> **Short task**:
Print all the records exactly, please.

> **Items from a dataset**:
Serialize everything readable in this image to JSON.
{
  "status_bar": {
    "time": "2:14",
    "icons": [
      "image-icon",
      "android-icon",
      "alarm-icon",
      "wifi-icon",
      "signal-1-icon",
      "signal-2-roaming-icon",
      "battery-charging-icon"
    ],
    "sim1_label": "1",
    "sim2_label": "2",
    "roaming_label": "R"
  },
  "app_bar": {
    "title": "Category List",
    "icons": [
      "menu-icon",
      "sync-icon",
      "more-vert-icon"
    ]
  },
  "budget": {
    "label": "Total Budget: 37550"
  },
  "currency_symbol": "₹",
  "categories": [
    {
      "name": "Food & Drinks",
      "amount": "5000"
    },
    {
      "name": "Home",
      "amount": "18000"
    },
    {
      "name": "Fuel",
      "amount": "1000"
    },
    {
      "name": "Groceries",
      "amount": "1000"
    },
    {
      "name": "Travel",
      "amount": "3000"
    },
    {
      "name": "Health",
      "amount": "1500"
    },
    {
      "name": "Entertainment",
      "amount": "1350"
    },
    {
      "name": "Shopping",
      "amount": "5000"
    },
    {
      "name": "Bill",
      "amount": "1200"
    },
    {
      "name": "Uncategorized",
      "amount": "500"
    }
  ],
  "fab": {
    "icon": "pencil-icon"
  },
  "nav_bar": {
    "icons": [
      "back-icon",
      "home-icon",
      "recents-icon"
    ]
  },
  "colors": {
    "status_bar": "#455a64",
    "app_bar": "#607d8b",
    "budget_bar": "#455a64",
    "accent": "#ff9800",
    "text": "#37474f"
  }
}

> **Result of the task**:
Serialize everything readable in this image to JSON.
{
  "status_bar": {
    "time": "2:14",
    "icons": [
      "image-icon",
      "android-icon",
      "alarm-icon",
      "wifi-icon",
      "signal-1-icon",
      "signal-2-roaming-icon",
      "battery-charging-icon"
    ],
    "sim1_label": "1",
    "sim2_label": "2",
    "roaming_label": "R"
  },
  "app_bar": {
    "title": "Category List",
    "icons": [
      "menu-icon",
      "sync-icon",
      "more-vert-icon"
    ]
  },
  "budget": {
    "label": "Total Budget: 37550"
  },
  "currency_symbol": "₹",
  "categories": [
    {
      "name": "Food & Drinks",
      "amount": "5000"
    },
    {
      "name": "Home",
      "amount": "18000"
    },
    {
      "name": "Fuel",
      "amount": "1000"
    },
    {
      "name": "Groceries",
      "amount": "1000"
    },
    {
      "name": "Travel",
      "amount": "3000"
    },
    {
      "name": "Health",
      "amount": "1500"
    },
    {
      "name": "Entertainment",
      "amount": "1350"
    },
    {
      "name": "Shopping",
      "amount": "5000"
    },
    {
      "name": "Bill",
      "amount": "1200"
    },
    {
      "name": "Uncategorized",
      "amount": "500"
    }
  ],
  "fab": {
    "icon": "pencil-icon"
  },
  "nav_bar": {
    "icons": [
      "back-icon",
      "home-icon",
      "recents-icon"
    ]
  },
  "colors": {
    "status_bar": "#455a64",
    "app_bar": "#607d8b",
    "budget_bar": "#455a64",
    "accent": "#ff9800",
    "text": "#37474f"
  }
}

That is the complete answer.